*** The input
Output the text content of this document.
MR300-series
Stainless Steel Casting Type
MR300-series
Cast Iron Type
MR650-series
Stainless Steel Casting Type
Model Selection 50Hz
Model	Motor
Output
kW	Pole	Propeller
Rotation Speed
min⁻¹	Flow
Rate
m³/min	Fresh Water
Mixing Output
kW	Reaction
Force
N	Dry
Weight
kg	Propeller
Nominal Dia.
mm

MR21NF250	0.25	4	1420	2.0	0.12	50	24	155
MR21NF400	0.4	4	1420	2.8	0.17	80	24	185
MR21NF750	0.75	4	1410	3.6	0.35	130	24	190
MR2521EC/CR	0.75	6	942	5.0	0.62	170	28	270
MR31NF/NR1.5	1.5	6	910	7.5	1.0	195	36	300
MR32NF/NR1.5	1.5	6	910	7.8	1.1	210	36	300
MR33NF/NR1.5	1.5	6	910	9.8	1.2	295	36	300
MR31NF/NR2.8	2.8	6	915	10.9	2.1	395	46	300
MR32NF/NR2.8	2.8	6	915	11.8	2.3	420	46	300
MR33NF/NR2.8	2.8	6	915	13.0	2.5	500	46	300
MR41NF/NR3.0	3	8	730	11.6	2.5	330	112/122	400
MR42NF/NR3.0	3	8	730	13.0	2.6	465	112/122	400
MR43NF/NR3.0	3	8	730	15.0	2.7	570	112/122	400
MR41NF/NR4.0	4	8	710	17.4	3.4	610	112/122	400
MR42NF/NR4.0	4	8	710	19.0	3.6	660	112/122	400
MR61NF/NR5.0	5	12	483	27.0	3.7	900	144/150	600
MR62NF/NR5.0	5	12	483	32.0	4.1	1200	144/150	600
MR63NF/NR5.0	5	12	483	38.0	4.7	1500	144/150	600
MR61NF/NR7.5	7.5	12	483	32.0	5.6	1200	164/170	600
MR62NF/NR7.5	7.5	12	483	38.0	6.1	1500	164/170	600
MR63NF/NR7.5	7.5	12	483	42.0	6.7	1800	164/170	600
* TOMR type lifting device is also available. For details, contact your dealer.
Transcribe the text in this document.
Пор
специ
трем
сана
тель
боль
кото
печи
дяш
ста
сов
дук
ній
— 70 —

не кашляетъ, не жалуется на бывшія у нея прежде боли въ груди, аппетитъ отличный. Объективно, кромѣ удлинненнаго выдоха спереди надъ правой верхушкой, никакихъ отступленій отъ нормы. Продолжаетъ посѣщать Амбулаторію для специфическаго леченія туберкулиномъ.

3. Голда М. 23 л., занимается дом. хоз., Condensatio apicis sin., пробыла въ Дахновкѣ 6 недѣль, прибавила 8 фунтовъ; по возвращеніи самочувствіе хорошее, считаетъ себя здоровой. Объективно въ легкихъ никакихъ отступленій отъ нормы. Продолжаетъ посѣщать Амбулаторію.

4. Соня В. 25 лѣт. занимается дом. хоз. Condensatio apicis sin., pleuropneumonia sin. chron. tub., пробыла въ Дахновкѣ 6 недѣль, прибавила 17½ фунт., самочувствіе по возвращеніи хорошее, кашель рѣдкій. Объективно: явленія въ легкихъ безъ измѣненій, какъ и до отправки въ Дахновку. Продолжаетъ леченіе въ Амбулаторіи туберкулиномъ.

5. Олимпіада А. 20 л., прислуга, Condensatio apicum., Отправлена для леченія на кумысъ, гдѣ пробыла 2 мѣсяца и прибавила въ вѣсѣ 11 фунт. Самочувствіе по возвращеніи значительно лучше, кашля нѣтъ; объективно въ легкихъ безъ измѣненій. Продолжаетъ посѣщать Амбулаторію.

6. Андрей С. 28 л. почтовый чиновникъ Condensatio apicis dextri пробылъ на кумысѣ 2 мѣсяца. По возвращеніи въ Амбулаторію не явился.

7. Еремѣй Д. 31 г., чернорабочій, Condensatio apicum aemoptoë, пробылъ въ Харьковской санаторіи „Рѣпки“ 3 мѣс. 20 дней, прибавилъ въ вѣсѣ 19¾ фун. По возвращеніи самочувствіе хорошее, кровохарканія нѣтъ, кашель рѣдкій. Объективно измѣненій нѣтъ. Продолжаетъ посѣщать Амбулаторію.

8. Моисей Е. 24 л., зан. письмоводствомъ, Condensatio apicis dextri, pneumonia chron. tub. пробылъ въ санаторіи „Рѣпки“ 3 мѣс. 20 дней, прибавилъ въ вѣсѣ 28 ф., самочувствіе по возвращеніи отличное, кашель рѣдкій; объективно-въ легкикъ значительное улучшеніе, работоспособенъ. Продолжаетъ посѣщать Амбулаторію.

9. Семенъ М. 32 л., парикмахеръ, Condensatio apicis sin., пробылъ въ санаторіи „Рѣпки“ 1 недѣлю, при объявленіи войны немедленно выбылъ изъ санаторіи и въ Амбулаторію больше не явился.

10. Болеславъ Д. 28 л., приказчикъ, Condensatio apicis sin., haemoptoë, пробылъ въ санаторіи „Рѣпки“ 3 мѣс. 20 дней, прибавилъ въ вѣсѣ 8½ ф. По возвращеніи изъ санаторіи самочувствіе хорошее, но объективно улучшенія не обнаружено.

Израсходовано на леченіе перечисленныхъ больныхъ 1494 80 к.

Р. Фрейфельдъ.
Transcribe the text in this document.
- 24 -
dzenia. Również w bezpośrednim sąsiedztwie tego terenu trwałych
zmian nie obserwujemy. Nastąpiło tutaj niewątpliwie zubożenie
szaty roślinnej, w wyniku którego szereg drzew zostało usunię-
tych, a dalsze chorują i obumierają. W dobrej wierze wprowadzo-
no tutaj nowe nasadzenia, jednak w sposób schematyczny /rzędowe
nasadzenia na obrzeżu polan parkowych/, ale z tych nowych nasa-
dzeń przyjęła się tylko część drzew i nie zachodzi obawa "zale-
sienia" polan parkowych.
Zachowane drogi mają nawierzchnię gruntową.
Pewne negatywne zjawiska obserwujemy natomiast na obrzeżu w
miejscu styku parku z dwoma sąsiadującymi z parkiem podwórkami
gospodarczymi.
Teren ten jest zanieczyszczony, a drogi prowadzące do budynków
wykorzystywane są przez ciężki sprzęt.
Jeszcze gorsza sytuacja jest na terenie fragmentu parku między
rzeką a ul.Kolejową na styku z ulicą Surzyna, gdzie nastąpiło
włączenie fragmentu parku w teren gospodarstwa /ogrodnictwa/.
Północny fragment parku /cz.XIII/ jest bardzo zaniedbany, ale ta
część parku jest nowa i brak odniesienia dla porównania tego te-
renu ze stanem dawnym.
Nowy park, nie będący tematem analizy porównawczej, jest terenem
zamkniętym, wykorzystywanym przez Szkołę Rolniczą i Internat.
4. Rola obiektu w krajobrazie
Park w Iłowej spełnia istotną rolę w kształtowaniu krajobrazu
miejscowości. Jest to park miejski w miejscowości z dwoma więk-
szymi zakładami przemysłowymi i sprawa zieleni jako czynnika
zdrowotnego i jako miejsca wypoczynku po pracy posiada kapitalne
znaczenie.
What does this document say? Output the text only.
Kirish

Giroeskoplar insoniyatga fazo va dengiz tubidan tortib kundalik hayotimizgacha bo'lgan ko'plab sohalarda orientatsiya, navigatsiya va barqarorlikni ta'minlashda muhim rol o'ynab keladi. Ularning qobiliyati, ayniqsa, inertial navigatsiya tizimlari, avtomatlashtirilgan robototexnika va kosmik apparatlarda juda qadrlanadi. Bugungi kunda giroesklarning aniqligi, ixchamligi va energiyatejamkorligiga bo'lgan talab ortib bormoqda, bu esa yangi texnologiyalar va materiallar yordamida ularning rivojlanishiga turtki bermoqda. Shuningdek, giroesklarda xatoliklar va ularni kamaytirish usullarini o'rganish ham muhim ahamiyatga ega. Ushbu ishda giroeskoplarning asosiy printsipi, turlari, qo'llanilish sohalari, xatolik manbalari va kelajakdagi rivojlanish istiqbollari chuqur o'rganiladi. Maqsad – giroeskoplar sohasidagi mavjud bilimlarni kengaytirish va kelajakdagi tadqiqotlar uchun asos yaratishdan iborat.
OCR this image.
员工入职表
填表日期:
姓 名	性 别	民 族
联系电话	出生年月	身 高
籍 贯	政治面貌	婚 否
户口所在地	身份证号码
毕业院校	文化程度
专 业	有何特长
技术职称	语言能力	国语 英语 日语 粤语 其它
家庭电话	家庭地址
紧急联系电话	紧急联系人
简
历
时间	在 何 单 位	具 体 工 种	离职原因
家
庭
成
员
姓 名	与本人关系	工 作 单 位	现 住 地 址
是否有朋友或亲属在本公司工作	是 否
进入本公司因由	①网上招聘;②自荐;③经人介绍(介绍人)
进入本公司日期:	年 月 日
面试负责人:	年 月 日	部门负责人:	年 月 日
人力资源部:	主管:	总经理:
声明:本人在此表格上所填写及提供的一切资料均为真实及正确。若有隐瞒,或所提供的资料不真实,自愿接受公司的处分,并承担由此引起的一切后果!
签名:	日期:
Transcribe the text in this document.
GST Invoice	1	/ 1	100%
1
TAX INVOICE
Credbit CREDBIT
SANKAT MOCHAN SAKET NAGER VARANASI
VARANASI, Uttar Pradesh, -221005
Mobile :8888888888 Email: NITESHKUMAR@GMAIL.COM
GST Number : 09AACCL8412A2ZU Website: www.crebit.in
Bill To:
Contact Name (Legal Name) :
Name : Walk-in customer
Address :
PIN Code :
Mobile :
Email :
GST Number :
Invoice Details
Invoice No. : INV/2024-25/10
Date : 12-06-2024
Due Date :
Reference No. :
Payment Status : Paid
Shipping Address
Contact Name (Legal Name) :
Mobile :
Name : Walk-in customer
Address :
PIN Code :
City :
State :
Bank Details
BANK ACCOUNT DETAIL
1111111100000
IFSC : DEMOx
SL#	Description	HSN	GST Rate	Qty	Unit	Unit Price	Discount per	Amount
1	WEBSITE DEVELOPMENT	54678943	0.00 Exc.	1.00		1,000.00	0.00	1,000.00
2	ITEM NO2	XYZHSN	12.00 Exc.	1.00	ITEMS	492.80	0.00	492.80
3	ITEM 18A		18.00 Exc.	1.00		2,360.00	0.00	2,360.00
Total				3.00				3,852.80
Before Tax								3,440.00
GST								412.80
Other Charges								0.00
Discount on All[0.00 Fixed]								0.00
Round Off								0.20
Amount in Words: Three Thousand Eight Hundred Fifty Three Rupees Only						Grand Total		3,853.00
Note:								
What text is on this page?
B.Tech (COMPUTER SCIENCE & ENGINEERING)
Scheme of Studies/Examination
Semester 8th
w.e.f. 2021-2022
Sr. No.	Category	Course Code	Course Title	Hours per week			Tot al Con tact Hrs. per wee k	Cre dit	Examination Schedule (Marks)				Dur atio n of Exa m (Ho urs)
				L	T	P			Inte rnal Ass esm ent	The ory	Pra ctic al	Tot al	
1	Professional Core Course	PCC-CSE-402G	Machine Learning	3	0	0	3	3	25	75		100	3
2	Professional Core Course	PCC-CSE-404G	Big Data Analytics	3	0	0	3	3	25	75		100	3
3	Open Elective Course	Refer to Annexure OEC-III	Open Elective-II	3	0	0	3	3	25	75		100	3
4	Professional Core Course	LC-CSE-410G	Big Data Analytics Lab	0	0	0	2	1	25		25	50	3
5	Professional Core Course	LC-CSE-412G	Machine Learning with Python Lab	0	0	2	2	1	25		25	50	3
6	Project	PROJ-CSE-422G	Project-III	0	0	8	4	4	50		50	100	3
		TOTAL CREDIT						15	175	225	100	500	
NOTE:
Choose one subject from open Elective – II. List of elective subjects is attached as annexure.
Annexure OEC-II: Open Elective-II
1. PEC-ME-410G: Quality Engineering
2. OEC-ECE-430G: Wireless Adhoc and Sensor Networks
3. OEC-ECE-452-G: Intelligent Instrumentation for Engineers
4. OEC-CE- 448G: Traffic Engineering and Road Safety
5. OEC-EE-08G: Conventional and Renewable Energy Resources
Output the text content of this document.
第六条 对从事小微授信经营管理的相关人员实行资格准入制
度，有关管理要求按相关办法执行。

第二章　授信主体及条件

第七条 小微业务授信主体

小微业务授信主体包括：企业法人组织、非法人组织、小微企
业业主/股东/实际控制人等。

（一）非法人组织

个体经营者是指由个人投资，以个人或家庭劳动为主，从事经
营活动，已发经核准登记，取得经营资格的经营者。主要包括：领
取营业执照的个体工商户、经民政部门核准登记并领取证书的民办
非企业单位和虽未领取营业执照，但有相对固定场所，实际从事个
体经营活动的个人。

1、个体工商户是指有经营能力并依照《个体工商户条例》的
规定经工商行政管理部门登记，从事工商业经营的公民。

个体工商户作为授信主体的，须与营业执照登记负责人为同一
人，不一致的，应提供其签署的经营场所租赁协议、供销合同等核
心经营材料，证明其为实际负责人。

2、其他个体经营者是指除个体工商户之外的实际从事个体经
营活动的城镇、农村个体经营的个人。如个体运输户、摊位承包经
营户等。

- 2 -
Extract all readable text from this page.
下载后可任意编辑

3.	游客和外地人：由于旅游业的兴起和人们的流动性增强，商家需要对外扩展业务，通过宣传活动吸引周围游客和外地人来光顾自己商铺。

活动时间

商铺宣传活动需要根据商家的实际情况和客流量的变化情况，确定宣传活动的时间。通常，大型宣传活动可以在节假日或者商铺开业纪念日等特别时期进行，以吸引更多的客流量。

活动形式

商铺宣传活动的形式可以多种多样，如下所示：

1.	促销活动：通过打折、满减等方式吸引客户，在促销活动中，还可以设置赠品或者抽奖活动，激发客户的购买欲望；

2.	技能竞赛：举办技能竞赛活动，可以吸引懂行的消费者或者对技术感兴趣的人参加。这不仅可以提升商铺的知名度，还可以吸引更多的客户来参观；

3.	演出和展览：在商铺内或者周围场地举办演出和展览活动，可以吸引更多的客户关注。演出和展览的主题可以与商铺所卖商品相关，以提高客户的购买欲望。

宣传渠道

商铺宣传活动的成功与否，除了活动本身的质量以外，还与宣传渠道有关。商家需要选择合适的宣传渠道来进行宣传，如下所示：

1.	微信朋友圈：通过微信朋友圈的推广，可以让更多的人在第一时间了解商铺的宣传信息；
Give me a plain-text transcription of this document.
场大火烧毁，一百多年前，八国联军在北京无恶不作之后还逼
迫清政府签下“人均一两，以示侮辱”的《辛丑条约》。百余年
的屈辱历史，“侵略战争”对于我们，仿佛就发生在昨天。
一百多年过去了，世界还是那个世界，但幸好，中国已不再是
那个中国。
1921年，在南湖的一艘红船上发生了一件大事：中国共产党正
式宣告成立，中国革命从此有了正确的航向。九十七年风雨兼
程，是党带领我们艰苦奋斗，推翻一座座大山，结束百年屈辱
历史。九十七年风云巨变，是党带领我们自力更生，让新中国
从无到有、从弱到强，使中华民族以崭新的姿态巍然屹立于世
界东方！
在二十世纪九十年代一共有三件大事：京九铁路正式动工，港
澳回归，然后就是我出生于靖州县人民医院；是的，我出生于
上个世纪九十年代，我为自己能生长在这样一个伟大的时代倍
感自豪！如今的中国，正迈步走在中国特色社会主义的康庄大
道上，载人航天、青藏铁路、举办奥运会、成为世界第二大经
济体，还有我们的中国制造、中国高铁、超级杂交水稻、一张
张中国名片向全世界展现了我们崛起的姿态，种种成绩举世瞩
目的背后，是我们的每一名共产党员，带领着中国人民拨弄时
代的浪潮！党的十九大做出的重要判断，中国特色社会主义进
******
# Problem requirements
In the entries above, find each line with the string "Discount" and copy it.

# Output
SL#	Description	HSN	GST Rate	Qty	Unit	Unit Price	Discount per	Amount
Discount on All[0.00 Fixed]								0.00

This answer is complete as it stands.